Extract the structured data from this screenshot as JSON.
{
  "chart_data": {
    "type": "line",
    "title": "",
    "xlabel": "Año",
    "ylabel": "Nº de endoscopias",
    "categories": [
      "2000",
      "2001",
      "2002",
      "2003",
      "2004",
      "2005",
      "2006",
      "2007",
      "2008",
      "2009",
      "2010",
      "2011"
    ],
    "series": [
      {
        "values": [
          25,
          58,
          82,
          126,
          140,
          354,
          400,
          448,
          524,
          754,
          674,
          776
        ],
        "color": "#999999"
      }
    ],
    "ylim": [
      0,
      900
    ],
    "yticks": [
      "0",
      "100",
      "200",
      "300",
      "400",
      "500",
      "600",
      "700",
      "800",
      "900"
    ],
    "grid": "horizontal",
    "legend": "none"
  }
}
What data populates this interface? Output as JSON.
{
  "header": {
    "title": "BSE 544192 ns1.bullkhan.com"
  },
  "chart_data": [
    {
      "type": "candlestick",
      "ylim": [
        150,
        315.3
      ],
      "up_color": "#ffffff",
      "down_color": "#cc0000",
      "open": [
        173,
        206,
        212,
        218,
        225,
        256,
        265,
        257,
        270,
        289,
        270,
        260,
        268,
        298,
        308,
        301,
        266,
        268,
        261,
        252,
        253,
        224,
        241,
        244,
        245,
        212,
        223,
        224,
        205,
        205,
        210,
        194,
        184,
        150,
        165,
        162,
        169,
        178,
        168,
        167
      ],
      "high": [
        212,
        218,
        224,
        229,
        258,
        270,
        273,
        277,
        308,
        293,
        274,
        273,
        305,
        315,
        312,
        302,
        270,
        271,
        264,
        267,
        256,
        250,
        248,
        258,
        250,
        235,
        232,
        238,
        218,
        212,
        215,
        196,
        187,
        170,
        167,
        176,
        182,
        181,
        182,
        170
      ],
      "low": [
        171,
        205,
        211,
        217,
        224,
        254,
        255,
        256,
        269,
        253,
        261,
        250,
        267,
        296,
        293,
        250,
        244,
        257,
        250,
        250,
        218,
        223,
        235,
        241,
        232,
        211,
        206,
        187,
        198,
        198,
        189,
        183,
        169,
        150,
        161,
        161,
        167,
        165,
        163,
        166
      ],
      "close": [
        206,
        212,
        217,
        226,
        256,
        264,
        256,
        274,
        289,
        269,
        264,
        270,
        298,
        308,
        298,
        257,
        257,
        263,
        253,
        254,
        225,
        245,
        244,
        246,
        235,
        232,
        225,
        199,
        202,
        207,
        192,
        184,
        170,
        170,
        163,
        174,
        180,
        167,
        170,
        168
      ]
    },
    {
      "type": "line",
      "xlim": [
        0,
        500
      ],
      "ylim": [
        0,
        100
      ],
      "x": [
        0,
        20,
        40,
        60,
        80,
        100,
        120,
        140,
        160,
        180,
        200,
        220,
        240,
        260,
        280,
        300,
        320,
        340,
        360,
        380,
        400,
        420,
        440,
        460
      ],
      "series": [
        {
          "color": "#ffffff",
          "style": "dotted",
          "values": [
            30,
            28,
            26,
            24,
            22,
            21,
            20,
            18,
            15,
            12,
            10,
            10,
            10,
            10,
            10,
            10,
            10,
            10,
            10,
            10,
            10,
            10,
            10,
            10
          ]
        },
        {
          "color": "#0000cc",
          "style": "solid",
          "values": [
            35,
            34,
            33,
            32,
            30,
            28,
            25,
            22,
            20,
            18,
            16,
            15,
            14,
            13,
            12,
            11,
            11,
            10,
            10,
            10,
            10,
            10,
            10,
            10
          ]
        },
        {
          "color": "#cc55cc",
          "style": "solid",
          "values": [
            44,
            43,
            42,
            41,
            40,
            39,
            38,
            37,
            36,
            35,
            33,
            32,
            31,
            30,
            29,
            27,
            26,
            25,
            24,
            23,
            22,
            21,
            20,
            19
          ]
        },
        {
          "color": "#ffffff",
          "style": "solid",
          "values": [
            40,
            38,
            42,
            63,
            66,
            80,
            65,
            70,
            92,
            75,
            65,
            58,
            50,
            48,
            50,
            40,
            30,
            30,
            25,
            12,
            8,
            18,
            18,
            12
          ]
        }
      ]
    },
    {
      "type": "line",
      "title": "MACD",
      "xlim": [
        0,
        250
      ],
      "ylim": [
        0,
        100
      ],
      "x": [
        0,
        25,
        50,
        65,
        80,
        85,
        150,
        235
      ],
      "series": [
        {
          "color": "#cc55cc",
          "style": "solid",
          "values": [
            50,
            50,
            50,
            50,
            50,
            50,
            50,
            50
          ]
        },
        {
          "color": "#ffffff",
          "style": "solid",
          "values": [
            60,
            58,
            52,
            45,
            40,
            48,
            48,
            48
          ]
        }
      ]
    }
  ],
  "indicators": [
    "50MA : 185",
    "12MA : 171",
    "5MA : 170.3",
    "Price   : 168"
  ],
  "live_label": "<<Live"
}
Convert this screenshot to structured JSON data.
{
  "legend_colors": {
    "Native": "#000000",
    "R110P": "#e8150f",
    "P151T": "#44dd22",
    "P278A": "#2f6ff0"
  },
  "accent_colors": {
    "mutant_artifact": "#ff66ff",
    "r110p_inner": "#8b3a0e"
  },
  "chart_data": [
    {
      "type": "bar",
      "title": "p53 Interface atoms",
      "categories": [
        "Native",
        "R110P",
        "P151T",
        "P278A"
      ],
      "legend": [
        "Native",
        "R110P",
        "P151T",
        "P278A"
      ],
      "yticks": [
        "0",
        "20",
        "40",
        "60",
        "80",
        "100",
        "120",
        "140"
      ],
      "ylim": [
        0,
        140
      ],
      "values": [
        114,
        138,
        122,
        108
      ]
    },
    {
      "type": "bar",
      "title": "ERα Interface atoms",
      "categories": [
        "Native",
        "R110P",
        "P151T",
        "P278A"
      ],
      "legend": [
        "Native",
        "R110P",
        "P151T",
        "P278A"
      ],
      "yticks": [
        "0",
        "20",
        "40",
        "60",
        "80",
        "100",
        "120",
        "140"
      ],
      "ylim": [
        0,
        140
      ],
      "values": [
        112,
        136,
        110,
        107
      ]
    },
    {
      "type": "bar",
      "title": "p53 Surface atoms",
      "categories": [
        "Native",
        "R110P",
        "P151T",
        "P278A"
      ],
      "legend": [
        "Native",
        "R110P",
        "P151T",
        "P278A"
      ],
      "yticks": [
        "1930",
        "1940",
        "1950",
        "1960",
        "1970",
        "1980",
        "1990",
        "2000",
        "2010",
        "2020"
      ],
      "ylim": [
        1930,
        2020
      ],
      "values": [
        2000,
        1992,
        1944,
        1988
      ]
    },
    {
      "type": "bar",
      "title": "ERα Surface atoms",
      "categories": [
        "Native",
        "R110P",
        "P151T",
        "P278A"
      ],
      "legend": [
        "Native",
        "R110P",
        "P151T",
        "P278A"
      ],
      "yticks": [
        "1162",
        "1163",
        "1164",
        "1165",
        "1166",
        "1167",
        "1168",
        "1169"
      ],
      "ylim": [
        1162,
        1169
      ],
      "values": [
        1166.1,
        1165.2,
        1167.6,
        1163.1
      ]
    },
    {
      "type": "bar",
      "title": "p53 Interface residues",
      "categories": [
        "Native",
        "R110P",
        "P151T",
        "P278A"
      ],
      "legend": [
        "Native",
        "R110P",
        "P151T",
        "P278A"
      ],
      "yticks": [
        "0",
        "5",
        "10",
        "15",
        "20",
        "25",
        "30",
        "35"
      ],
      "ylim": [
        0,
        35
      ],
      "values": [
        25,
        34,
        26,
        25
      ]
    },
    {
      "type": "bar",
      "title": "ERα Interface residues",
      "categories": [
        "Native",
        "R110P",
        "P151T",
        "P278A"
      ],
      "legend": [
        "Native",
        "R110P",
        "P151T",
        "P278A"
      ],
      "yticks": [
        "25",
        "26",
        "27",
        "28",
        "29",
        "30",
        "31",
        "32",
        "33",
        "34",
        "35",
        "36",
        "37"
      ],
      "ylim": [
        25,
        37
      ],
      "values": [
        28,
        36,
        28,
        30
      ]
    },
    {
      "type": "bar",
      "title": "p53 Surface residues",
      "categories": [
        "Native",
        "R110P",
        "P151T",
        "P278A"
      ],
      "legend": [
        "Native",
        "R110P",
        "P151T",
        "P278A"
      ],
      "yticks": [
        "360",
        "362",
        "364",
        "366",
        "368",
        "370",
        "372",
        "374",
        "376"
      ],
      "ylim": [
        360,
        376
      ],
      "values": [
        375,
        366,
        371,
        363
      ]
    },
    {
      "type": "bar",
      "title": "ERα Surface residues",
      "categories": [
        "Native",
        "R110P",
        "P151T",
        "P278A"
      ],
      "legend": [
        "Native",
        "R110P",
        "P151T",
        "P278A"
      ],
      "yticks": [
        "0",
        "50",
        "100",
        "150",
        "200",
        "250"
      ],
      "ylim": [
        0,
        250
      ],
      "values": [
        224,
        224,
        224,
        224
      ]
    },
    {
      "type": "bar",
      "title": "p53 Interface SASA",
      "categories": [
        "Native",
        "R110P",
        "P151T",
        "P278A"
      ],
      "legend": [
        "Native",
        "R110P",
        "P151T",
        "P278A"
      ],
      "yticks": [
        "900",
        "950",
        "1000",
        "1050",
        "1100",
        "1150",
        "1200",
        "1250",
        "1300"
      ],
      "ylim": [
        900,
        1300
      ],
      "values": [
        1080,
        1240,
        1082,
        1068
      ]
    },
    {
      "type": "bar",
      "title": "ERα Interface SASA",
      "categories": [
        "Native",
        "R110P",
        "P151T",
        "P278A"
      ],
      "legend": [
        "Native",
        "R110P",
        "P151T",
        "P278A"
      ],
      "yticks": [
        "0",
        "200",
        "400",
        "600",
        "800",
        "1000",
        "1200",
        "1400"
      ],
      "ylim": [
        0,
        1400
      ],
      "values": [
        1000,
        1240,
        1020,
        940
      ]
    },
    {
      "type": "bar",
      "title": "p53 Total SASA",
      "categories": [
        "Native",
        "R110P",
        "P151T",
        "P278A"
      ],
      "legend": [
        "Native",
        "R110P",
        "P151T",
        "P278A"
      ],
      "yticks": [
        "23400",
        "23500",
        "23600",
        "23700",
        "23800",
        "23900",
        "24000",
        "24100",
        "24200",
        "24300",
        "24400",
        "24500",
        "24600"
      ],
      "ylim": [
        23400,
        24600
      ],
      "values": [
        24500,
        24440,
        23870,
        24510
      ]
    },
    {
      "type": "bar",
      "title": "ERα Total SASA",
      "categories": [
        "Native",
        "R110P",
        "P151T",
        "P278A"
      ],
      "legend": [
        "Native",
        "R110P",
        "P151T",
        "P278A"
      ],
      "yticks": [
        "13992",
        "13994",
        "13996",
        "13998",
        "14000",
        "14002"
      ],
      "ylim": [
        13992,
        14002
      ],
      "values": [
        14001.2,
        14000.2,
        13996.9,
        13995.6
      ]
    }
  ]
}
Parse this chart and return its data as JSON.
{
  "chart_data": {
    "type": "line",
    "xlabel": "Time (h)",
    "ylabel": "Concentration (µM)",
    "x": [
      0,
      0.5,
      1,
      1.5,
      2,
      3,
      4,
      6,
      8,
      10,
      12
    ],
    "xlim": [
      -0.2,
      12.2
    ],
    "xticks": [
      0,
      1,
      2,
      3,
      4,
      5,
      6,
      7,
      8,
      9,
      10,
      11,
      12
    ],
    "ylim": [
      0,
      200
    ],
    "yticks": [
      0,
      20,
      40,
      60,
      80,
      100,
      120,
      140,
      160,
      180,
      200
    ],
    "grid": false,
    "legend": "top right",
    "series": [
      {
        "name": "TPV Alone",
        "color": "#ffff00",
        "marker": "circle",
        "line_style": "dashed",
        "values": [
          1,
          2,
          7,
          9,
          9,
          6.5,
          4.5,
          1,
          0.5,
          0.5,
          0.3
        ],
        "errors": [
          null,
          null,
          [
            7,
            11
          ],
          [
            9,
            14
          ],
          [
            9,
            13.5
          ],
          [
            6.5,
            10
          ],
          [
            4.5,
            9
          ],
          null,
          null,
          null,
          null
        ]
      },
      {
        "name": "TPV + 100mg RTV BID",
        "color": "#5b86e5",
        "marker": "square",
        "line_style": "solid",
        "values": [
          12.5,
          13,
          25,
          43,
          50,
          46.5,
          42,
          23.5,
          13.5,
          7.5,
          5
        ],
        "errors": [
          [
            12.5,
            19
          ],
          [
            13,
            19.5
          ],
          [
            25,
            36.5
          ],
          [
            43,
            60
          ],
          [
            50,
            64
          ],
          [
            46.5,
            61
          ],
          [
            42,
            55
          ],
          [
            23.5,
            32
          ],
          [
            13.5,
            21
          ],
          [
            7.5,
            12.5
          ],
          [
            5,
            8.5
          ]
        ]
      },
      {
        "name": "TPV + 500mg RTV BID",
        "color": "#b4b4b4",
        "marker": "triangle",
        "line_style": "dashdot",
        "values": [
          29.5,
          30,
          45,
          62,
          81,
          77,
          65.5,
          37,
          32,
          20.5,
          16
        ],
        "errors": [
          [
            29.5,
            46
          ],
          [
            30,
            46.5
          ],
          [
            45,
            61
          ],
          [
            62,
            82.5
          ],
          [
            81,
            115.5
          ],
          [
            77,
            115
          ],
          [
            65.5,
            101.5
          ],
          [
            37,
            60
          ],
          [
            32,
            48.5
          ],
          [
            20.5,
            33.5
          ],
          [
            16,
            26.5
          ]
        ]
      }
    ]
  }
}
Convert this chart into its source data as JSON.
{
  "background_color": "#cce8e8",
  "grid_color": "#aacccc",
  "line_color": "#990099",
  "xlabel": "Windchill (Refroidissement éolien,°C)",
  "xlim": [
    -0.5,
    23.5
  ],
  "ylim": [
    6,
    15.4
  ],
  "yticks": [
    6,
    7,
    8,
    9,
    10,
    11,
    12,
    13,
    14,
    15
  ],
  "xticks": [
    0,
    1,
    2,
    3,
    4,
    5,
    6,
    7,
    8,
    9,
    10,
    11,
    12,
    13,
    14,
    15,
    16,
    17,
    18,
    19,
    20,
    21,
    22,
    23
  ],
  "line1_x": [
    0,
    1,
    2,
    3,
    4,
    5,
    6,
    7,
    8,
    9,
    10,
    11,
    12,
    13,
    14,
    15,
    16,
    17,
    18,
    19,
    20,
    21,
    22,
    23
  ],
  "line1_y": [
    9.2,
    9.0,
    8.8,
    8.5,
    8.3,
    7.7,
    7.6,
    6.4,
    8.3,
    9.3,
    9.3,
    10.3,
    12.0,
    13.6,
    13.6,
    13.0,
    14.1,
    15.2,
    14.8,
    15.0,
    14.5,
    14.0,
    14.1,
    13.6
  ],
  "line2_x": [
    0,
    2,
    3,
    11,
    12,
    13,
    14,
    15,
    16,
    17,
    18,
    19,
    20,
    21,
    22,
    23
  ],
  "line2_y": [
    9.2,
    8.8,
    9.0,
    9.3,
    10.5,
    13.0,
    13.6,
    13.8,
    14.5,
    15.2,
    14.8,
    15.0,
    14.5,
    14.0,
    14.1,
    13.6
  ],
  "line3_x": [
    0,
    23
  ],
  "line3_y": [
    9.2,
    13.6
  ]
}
==========
▸ **Problem details**
Check each line of the records for "residues" and copy the ones that contain it.

▸ **Reply**
      "title": "p53 Interface residues",
      "title": "ERα Interface residues",
      "title": "p53 Surface residues",
      "title": "ERα Surface residues",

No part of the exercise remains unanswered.